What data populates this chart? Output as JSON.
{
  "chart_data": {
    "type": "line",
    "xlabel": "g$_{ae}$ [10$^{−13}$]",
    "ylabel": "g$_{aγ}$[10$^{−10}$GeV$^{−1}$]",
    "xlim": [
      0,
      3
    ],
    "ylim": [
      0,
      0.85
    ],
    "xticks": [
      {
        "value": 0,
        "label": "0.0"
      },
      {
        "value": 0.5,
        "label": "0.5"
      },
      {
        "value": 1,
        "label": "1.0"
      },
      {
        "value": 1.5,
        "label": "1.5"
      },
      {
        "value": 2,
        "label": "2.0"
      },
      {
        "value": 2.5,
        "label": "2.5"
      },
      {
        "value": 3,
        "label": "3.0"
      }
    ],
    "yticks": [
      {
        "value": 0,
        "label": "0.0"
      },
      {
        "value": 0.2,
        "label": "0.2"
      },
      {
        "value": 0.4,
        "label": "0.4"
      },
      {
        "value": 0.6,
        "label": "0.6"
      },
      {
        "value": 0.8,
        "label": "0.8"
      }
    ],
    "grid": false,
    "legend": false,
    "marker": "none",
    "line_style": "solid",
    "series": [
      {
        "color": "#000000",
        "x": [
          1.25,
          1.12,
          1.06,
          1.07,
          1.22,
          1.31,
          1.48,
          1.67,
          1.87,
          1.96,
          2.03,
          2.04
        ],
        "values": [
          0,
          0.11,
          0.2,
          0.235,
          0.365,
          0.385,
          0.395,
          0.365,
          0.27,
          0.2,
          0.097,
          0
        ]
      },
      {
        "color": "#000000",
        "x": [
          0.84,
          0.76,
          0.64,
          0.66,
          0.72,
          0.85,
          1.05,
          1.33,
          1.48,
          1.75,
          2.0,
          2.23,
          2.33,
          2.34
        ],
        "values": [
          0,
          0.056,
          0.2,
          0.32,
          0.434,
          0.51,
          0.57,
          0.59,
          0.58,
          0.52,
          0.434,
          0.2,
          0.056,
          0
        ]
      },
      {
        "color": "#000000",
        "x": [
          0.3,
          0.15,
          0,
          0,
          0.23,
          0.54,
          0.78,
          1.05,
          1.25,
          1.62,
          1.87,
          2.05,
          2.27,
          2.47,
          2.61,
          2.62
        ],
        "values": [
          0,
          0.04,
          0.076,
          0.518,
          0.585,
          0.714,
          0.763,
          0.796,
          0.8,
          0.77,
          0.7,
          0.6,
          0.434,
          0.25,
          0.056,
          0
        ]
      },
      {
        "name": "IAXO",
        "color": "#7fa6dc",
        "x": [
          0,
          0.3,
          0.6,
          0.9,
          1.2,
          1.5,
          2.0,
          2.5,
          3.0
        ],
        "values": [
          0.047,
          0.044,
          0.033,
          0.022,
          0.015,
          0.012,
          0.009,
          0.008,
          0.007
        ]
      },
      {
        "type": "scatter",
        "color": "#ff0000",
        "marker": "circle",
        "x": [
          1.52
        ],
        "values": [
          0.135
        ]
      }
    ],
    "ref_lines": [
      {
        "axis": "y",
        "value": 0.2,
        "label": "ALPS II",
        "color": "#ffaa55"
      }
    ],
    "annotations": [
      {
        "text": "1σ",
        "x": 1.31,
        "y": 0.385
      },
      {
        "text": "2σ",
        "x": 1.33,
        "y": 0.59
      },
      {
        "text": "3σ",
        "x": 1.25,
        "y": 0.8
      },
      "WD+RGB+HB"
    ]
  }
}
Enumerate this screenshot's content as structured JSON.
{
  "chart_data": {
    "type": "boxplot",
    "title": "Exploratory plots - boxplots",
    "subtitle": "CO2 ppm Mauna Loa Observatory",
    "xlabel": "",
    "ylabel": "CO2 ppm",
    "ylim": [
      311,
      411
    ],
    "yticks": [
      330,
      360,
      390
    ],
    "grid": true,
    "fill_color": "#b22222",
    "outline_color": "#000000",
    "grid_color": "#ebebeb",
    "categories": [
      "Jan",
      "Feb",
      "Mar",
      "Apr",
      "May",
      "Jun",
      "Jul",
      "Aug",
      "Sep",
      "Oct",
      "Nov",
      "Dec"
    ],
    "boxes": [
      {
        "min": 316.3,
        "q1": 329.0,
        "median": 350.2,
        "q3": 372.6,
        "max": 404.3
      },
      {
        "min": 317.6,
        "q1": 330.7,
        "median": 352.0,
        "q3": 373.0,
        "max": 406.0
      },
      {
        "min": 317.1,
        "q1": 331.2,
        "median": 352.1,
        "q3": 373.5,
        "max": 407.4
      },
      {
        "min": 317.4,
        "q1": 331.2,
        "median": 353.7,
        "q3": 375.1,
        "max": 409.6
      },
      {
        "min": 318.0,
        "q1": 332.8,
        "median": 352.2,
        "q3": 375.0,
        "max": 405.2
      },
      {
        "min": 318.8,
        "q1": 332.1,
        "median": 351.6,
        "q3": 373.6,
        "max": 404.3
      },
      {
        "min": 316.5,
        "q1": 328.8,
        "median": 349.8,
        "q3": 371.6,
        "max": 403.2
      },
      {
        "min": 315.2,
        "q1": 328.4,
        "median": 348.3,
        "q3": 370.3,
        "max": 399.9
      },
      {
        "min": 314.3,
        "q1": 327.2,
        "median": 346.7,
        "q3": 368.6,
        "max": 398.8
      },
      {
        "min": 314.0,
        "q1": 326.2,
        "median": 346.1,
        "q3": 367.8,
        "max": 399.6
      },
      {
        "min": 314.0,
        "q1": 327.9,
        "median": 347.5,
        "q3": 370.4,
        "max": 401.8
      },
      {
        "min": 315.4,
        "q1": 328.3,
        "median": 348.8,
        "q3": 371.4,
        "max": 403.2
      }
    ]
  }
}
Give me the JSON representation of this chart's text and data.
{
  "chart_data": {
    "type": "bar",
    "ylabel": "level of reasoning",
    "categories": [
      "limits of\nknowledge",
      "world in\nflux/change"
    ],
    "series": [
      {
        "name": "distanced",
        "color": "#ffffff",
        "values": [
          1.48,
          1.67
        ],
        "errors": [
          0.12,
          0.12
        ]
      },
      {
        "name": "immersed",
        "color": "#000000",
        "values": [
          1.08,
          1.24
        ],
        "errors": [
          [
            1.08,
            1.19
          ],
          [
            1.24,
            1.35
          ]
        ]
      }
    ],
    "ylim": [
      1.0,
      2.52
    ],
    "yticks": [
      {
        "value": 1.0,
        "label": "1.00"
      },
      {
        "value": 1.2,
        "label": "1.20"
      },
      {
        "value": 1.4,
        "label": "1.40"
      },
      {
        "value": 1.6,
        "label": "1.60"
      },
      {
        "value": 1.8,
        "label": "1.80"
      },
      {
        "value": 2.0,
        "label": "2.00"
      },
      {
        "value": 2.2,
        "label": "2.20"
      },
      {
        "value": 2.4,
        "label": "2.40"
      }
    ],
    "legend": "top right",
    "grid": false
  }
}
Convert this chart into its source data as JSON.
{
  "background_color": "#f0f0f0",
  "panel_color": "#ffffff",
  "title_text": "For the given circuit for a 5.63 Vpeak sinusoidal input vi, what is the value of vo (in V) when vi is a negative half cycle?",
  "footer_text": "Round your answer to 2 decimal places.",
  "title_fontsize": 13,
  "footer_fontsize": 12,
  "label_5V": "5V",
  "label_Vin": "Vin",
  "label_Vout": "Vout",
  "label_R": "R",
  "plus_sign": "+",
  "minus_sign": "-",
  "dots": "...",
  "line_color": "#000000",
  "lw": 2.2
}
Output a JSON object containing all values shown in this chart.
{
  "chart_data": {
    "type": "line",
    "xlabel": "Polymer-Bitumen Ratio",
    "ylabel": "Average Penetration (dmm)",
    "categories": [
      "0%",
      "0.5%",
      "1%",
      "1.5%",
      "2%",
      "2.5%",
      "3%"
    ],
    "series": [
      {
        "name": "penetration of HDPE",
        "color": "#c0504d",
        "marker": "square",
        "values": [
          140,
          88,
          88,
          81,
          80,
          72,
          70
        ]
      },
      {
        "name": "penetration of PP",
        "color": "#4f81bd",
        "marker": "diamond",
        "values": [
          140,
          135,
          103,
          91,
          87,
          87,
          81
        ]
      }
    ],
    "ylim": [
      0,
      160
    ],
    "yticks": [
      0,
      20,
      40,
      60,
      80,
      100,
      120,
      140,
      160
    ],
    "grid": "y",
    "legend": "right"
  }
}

> Problem details:
List all lines in the material containing the string "Output".

> Full solution:
What data populates this chart? Output as JSON.
Output a JSON object containing all values shown in this chart.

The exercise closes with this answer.